▶ _The request_
Find the lines containing the word "true" and copy every one of them.

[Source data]
-*-*-
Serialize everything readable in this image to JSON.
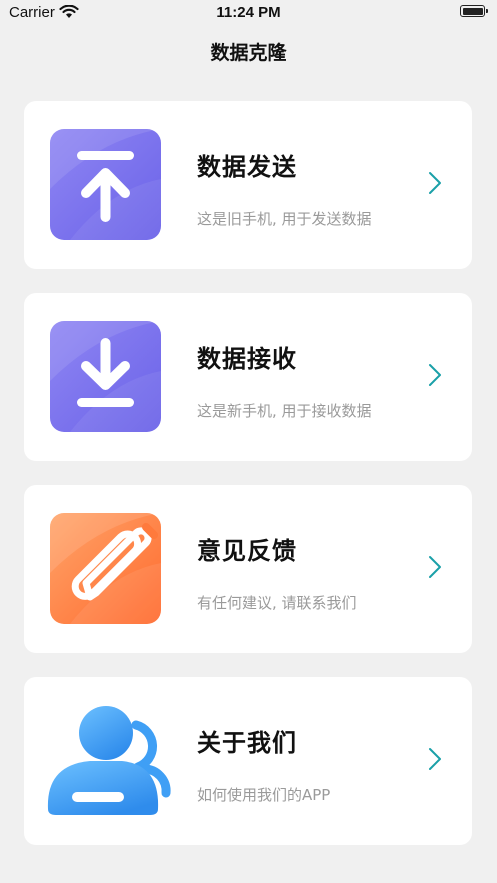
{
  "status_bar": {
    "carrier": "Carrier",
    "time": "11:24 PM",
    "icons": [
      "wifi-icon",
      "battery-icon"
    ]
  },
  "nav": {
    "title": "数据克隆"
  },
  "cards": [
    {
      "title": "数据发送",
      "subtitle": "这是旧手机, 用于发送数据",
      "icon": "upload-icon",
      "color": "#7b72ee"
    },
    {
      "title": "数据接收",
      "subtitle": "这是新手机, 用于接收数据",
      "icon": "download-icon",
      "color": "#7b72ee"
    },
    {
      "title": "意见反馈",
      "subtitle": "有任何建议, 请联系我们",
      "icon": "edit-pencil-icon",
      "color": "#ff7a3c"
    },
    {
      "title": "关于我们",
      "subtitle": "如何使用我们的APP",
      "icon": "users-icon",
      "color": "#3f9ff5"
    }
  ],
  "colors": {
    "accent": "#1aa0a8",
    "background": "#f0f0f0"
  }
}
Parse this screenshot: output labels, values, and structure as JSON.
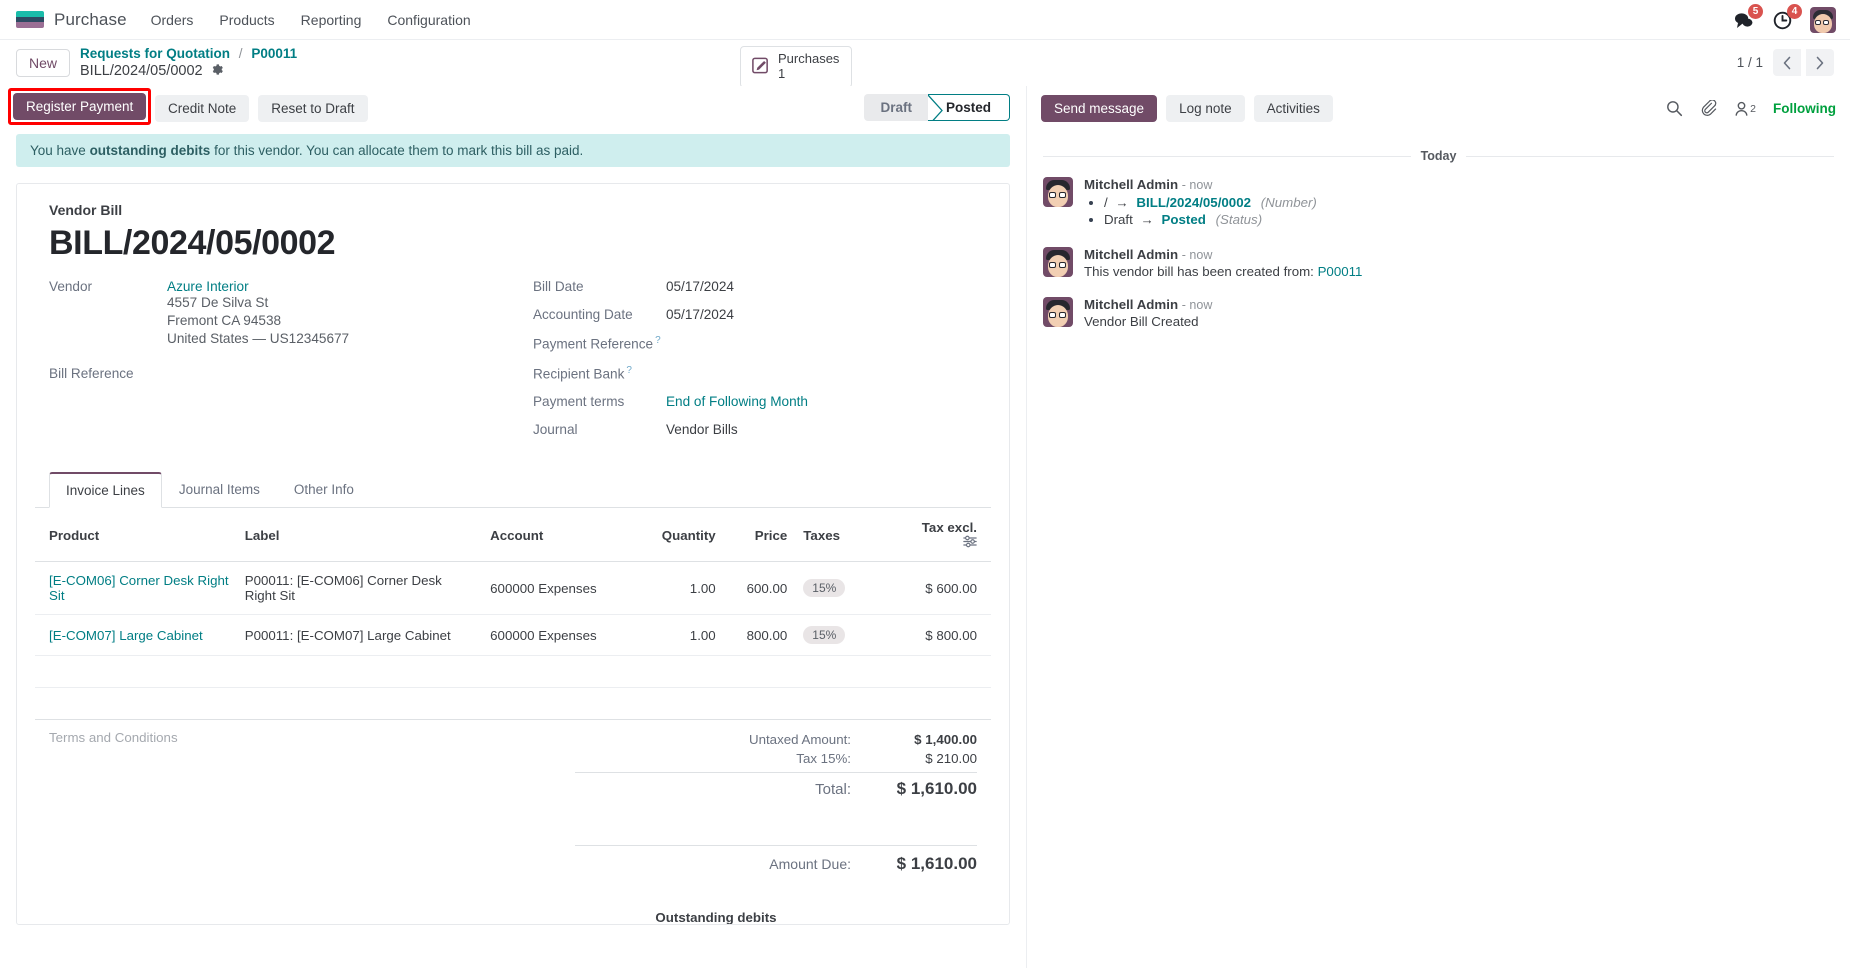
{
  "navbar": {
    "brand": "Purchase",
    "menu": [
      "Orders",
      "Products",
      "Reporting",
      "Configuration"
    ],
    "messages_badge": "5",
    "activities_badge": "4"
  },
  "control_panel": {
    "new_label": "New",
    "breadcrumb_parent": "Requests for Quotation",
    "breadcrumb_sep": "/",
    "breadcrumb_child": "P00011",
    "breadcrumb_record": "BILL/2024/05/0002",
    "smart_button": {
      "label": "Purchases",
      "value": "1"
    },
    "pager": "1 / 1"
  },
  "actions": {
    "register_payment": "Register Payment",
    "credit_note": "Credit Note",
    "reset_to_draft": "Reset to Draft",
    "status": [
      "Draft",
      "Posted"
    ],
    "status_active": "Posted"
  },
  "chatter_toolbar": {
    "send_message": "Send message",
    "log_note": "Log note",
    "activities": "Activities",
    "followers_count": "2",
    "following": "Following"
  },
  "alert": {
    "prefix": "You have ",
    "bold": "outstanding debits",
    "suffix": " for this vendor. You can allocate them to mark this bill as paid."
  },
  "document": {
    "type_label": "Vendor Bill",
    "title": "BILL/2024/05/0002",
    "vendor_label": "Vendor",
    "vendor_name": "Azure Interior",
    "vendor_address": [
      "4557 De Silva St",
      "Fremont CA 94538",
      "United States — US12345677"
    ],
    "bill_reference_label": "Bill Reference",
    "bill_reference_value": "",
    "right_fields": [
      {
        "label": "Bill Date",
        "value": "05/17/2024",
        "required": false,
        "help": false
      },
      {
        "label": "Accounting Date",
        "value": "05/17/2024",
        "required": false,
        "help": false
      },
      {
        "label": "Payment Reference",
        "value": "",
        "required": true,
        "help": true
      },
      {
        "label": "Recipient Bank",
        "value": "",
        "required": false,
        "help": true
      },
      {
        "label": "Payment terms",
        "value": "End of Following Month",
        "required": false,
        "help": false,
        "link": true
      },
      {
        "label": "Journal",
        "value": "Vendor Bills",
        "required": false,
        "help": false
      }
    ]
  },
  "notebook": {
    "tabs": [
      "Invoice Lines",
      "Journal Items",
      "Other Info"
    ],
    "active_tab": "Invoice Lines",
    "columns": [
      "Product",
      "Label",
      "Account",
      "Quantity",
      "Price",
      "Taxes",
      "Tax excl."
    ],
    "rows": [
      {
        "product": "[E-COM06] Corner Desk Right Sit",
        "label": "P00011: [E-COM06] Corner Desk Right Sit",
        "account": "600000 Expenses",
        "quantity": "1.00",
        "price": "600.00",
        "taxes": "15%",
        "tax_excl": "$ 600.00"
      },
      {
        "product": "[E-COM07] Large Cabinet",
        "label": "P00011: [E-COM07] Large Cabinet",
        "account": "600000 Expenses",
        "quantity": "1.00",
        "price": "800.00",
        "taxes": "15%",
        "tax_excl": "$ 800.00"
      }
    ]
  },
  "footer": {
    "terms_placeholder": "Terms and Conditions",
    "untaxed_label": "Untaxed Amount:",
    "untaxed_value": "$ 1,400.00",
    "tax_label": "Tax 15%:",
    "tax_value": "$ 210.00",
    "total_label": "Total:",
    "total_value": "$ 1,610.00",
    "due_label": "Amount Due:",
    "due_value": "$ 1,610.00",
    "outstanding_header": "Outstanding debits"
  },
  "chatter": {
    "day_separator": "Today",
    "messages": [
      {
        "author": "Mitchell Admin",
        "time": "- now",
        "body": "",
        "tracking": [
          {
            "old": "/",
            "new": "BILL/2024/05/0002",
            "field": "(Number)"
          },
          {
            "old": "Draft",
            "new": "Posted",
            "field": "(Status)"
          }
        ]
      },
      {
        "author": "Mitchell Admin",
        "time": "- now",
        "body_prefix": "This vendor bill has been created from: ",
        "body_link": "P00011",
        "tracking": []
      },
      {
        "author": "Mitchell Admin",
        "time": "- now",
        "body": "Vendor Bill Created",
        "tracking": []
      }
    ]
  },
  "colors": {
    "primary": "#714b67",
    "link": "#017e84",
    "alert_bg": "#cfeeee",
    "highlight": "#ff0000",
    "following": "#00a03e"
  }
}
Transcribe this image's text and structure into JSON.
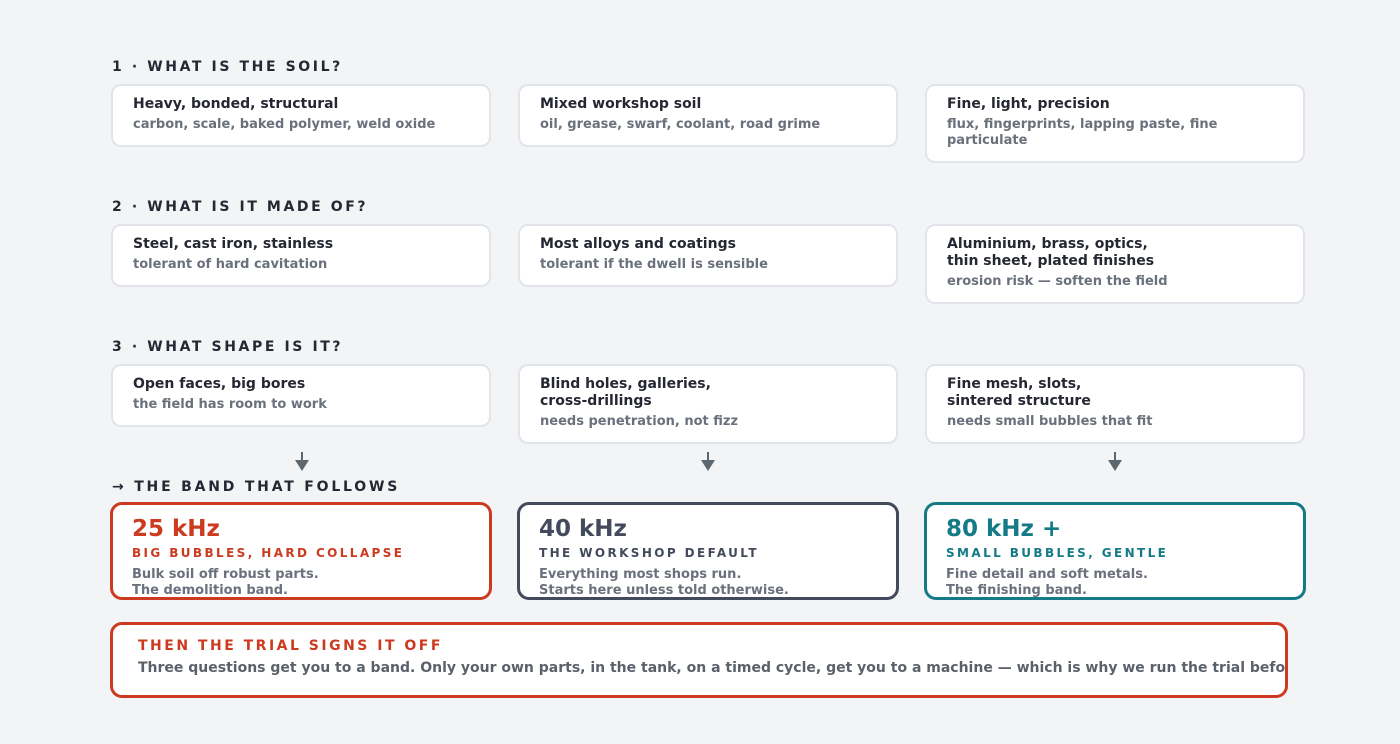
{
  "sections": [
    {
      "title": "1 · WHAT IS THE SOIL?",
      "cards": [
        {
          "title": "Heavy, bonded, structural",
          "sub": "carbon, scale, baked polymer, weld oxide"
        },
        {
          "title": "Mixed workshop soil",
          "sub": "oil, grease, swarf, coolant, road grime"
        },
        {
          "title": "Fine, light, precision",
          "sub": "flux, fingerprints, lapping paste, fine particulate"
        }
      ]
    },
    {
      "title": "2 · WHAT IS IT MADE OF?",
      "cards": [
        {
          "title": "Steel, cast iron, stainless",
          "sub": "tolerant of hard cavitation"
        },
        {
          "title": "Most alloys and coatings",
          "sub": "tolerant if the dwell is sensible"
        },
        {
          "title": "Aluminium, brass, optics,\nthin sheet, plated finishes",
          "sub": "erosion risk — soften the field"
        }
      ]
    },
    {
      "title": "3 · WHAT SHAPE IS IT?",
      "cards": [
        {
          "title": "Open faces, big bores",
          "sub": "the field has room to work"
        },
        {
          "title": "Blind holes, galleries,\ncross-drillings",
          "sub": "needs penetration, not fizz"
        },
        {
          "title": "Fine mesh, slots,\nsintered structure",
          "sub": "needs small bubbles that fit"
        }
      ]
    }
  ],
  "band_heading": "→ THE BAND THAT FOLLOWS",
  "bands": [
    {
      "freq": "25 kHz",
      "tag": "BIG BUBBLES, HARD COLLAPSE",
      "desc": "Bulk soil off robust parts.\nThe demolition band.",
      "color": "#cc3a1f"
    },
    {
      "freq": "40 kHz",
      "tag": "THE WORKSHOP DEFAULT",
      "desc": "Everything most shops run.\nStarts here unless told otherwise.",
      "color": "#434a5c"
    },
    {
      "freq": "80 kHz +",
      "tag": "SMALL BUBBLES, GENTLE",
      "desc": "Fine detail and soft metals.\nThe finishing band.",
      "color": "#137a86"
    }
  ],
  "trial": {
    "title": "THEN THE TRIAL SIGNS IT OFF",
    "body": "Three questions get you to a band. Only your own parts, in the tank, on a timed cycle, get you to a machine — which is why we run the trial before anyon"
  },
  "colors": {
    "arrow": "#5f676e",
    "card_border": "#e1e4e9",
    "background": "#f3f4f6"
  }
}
-*-*-
▶ _Written solution_
        "required": true,
        "help": true
        "help": true
        "link": true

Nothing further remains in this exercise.